◆ Recorded data ◆
• • •

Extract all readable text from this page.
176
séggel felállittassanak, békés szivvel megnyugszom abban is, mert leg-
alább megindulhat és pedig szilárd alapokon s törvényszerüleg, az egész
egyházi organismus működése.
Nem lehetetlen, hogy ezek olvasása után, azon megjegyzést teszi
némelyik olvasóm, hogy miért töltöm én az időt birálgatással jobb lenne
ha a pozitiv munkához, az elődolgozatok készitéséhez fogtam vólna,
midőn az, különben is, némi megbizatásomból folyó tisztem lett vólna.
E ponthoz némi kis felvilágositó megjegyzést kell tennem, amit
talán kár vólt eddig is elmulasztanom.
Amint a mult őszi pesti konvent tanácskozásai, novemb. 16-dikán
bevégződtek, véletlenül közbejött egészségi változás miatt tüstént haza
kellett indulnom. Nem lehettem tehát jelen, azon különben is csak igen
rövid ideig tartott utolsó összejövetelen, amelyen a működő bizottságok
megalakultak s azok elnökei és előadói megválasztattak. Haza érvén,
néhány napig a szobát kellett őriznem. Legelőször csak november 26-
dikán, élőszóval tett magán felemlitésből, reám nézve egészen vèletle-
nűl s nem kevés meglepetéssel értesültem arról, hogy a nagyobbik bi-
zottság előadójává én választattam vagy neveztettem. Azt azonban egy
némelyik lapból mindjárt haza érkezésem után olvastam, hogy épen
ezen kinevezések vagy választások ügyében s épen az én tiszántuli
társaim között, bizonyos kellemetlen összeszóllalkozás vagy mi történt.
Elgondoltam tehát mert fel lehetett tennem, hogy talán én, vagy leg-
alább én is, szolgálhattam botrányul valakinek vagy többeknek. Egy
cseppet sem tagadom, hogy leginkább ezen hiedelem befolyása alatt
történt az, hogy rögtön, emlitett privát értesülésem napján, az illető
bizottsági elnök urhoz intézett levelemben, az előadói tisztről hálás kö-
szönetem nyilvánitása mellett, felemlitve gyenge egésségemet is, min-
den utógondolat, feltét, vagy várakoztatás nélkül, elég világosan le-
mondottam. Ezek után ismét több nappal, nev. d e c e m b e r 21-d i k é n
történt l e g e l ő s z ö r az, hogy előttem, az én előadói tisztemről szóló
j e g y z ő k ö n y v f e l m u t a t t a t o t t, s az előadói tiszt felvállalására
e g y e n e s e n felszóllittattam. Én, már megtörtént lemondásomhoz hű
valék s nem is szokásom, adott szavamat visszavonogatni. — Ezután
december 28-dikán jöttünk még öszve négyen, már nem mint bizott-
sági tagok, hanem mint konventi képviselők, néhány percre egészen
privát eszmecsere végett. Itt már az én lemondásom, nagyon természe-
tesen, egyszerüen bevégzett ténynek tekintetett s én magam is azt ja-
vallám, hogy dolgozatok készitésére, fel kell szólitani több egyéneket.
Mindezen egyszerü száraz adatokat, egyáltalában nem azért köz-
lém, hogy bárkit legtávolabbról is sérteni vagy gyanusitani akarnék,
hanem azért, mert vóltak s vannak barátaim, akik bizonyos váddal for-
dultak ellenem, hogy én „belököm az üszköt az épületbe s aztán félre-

• • •

◆ PROBLEM REQUIREMENTS ◆
Out of the material above, gather each line where "némelyik" appears.

◆ WRITTEN REPLY ◆
némelyik olvasóm, hogy miért töltöm én az időt birálgatással jobb lenne
némelyik lapból mindjárt haza érkezésem után olvastam, hogy épen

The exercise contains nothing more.